Stated exercise:
Take the data below and repeat it exactly.

[Recorded data]
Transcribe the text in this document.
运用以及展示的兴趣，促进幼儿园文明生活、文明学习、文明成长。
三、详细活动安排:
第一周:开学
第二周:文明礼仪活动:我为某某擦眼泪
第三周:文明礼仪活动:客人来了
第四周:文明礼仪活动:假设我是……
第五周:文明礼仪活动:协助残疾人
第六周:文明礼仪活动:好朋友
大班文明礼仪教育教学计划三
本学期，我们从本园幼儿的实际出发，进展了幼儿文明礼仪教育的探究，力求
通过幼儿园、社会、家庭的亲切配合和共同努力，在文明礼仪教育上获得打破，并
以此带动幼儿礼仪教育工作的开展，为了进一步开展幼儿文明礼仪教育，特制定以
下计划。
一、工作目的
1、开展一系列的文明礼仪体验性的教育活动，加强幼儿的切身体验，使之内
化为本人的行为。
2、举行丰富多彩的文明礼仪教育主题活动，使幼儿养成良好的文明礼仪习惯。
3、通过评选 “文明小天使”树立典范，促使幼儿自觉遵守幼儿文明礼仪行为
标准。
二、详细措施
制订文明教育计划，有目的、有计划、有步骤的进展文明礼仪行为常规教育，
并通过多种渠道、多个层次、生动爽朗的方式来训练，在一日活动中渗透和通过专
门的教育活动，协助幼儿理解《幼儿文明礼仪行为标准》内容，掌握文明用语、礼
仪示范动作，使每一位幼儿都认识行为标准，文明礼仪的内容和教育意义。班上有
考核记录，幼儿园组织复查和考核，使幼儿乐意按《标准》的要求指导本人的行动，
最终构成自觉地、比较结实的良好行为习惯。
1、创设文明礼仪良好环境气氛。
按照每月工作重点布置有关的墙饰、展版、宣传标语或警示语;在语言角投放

Answer to this task:
Transcribe the text in this document.
运用以及展示的兴趣，促进幼儿园文明生活、文明学习、文明成长。
三、详细活动安排:
第一周:开学
第二周:文明礼仪活动:我为某某擦眼泪
第三周:文明礼仪活动:客人来了
第四周:文明礼仪活动:假设我是……
第五周:文明礼仪活动:协助残疾人
第六周:文明礼仪活动:好朋友
大班文明礼仪教育教学计划三
本学期，我们从本园幼儿的实际出发，进展了幼儿文明礼仪教育的探究，力求
通过幼儿园、社会、家庭的亲切配合和共同努力，在文明礼仪教育上获得打破，并
以此带动幼儿礼仪教育工作的开展，为了进一步开展幼儿文明礼仪教育，特制定以
下计划。
一、工作目的
1、开展一系列的文明礼仪体验性的教育活动，加强幼儿的切身体验，使之内
化为本人的行为。
2、举行丰富多彩的文明礼仪教育主题活动，使幼儿养成良好的文明礼仪习惯。
3、通过评选 “文明小天使”树立典范，促使幼儿自觉遵守幼儿文明礼仪行为
标准。
二、详细措施
制订文明教育计划，有目的、有计划、有步骤的进展文明礼仪行为常规教育，
并通过多种渠道、多个层次、生动爽朗的方式来训练，在一日活动中渗透和通过专
门的教育活动，协助幼儿理解《幼儿文明礼仪行为标准》内容，掌握文明用语、礼
仪示范动作，使每一位幼儿都认识行为标准，文明礼仪的内容和教育意义。班上有
考核记录，幼儿园组织复查和考核，使幼儿乐意按《标准》的要求指导本人的行动，
最终构成自觉地、比较结实的良好行为习惯。
1、创设文明礼仪良好环境气氛。
按照每月工作重点布置有关的墙饰、展版、宣传标语或警示语;在语言角投放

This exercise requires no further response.